What to do
Answer with one number: how many lines hold the string "INFORMATION".

Data excerpts
--- BEGIN ---
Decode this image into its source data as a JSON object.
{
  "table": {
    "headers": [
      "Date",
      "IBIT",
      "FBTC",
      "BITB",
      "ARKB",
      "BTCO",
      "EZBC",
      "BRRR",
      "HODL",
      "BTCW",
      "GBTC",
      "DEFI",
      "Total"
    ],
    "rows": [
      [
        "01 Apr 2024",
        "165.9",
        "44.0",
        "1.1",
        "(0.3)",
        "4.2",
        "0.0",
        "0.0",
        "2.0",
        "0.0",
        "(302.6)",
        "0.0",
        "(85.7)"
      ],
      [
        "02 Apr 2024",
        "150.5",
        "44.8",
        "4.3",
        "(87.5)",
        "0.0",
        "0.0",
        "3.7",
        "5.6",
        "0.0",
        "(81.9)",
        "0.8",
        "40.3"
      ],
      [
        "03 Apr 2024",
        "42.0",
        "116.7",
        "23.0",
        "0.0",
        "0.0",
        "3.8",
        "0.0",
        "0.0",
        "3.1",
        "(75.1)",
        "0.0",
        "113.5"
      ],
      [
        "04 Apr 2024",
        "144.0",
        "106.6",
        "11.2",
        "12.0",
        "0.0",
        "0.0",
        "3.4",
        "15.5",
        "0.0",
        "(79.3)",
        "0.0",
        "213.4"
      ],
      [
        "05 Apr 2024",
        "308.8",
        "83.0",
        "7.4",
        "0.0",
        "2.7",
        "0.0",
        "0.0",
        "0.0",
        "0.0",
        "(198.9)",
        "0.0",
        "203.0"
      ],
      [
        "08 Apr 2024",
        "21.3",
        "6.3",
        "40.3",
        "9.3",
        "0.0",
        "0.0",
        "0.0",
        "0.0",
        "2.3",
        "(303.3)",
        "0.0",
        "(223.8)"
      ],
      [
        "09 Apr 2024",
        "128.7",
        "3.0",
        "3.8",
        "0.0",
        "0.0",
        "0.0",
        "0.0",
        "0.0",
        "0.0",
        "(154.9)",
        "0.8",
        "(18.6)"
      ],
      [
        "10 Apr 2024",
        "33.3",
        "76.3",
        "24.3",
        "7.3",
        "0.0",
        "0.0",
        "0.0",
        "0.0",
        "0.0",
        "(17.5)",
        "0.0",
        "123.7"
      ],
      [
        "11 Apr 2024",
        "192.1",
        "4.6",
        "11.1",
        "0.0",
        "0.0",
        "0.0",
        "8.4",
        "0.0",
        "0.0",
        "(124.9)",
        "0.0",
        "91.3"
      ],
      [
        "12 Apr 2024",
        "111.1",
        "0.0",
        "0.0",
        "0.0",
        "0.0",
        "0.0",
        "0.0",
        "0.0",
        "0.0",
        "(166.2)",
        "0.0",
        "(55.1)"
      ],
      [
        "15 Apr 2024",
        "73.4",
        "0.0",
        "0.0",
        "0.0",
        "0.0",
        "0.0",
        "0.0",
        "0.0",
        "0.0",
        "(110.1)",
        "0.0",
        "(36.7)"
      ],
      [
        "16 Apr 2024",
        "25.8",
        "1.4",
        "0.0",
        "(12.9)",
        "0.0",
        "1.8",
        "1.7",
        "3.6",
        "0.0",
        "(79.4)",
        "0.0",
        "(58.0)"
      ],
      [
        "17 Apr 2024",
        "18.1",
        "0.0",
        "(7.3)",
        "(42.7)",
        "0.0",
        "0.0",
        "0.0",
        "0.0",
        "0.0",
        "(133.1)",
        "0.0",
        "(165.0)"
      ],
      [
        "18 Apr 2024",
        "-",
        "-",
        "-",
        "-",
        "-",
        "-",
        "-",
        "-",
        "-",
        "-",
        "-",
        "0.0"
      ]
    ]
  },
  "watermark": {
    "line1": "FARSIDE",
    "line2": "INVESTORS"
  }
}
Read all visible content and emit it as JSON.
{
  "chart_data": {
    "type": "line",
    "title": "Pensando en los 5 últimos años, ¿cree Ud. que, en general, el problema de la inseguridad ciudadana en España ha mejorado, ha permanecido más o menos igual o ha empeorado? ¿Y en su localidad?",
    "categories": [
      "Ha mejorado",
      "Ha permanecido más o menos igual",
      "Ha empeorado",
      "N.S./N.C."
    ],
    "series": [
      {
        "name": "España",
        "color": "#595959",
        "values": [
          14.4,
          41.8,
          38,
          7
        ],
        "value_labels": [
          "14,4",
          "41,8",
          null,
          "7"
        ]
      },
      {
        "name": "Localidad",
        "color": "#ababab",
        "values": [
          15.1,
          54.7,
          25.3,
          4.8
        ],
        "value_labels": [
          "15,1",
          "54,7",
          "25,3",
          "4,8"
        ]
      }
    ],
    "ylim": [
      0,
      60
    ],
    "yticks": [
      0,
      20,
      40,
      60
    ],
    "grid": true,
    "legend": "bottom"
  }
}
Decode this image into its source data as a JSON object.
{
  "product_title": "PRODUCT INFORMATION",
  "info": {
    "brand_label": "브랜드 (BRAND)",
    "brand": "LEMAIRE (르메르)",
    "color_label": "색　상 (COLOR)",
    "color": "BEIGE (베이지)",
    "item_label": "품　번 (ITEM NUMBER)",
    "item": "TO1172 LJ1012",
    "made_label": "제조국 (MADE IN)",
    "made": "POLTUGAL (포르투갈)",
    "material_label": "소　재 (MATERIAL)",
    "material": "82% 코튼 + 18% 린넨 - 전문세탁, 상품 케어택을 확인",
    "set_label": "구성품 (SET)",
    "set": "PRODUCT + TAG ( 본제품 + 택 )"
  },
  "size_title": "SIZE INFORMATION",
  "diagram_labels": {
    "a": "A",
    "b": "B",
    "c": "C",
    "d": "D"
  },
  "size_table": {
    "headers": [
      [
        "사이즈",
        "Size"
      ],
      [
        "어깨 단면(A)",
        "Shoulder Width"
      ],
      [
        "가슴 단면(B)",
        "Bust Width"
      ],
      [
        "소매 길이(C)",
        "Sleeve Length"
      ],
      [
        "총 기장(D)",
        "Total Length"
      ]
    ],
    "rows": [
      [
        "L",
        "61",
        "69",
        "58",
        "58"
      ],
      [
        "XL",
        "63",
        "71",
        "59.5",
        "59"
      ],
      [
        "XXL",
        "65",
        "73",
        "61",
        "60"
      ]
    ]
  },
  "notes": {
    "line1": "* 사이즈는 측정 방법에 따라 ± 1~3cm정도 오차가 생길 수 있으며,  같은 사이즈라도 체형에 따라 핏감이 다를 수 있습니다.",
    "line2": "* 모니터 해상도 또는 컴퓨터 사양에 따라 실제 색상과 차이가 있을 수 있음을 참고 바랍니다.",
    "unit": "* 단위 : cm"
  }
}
--- END ---
Solved problem
2